* [Stated goal]: Single out the lines that include the word "right". Copy them.

-- -- --

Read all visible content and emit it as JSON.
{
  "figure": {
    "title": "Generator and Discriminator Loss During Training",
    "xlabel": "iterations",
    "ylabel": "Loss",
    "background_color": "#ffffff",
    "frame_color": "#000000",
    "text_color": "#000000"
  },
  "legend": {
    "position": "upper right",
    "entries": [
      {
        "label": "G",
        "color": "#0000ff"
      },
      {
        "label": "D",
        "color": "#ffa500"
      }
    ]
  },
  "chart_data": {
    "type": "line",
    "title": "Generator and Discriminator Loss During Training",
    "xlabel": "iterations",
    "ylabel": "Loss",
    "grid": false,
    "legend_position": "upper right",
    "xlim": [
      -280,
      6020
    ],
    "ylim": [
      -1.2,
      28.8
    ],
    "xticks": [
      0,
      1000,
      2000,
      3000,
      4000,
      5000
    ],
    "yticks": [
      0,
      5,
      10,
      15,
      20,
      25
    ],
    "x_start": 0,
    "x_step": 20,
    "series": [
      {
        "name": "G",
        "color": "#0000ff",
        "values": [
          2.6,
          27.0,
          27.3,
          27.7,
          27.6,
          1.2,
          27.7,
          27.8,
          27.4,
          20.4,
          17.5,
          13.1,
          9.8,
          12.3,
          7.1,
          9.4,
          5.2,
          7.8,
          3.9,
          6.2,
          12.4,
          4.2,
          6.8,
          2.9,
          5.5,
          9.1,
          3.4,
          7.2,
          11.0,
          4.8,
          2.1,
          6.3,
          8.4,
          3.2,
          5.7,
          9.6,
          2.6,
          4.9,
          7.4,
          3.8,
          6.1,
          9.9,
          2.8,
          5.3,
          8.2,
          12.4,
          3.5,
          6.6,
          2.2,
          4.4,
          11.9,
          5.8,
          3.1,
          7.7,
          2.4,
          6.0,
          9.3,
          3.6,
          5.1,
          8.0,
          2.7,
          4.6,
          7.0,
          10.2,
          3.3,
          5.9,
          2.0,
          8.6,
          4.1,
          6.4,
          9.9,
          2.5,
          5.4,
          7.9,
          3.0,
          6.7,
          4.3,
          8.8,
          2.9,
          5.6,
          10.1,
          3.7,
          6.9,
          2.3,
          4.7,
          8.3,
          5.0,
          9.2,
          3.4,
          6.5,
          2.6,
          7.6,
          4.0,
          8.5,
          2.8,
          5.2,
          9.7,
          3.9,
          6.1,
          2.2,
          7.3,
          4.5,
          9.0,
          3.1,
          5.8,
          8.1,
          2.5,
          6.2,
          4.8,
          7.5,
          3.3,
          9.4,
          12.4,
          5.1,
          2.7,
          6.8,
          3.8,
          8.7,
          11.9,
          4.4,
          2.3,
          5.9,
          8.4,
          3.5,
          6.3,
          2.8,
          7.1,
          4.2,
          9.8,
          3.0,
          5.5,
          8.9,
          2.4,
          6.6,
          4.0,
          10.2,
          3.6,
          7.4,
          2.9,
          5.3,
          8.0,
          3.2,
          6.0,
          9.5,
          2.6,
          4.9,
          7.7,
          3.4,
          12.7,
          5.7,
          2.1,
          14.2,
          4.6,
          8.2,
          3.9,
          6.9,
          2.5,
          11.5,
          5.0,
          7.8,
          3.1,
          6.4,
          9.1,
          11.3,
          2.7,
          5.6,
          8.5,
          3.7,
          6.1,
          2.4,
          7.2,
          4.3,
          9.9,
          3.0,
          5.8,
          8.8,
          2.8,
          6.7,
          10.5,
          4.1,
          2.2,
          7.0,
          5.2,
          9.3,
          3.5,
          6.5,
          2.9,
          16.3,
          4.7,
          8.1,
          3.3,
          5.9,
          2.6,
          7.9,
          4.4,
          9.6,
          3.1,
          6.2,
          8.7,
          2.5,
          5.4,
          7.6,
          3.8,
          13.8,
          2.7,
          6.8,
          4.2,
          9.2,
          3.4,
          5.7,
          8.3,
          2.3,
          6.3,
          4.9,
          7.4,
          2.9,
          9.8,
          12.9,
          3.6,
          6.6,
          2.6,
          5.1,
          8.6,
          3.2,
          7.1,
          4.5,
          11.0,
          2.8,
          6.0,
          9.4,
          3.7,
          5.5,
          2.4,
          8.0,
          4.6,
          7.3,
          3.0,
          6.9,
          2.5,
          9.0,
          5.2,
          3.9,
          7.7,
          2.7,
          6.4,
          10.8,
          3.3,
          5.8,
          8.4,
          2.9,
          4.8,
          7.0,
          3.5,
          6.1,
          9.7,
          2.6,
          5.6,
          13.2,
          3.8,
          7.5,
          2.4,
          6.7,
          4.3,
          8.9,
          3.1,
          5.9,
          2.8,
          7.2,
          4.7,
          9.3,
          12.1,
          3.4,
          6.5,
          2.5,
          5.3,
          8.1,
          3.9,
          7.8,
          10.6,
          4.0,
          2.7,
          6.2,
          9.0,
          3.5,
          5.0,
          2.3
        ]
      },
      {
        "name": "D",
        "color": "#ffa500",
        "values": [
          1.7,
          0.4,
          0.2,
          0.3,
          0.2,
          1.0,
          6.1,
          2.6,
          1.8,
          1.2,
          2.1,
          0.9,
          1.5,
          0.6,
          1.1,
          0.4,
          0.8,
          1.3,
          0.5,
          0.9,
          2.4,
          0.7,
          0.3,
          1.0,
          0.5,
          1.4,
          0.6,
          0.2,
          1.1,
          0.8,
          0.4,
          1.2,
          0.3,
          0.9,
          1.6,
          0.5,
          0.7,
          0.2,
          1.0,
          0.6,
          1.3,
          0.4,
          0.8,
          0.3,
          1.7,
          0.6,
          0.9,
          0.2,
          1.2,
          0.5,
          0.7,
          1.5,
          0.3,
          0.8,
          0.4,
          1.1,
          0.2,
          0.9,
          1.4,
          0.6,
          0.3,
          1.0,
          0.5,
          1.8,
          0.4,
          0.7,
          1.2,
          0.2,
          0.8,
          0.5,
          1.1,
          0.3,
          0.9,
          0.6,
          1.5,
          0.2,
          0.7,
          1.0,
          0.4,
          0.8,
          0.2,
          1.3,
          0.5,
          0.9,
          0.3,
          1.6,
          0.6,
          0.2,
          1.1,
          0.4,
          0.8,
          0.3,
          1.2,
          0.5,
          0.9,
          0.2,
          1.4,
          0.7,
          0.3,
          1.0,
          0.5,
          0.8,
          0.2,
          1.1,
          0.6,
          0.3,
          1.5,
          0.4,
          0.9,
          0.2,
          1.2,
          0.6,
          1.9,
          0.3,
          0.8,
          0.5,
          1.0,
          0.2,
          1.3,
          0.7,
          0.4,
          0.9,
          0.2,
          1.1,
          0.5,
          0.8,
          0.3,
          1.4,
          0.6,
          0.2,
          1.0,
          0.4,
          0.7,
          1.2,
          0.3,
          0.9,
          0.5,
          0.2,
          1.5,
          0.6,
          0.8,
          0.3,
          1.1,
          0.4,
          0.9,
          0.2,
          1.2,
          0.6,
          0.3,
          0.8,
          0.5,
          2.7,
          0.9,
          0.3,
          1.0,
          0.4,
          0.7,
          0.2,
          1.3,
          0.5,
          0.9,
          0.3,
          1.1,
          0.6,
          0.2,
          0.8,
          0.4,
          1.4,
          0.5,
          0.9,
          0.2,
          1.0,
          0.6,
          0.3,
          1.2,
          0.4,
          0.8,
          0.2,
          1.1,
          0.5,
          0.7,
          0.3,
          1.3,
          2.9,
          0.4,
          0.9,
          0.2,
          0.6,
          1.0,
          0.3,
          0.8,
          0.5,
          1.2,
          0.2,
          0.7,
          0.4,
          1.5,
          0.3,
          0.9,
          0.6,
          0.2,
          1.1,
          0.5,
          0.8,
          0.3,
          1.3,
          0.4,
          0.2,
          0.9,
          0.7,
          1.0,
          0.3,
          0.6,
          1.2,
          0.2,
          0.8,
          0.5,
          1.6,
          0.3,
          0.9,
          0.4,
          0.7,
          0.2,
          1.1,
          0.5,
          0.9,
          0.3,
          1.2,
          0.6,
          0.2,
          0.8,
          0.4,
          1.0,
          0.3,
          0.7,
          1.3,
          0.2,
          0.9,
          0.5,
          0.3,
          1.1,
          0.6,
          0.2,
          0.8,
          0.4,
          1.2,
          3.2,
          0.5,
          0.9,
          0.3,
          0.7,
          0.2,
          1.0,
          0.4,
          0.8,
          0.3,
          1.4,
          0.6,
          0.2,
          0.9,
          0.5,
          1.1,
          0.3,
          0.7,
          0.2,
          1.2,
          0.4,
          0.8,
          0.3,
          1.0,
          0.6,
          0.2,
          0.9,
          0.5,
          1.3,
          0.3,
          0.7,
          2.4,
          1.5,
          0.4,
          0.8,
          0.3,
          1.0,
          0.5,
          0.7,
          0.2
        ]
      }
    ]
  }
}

-- -- --

* [Solution to this exercise]:
    "position": "upper right",
    "legend_position": "upper right",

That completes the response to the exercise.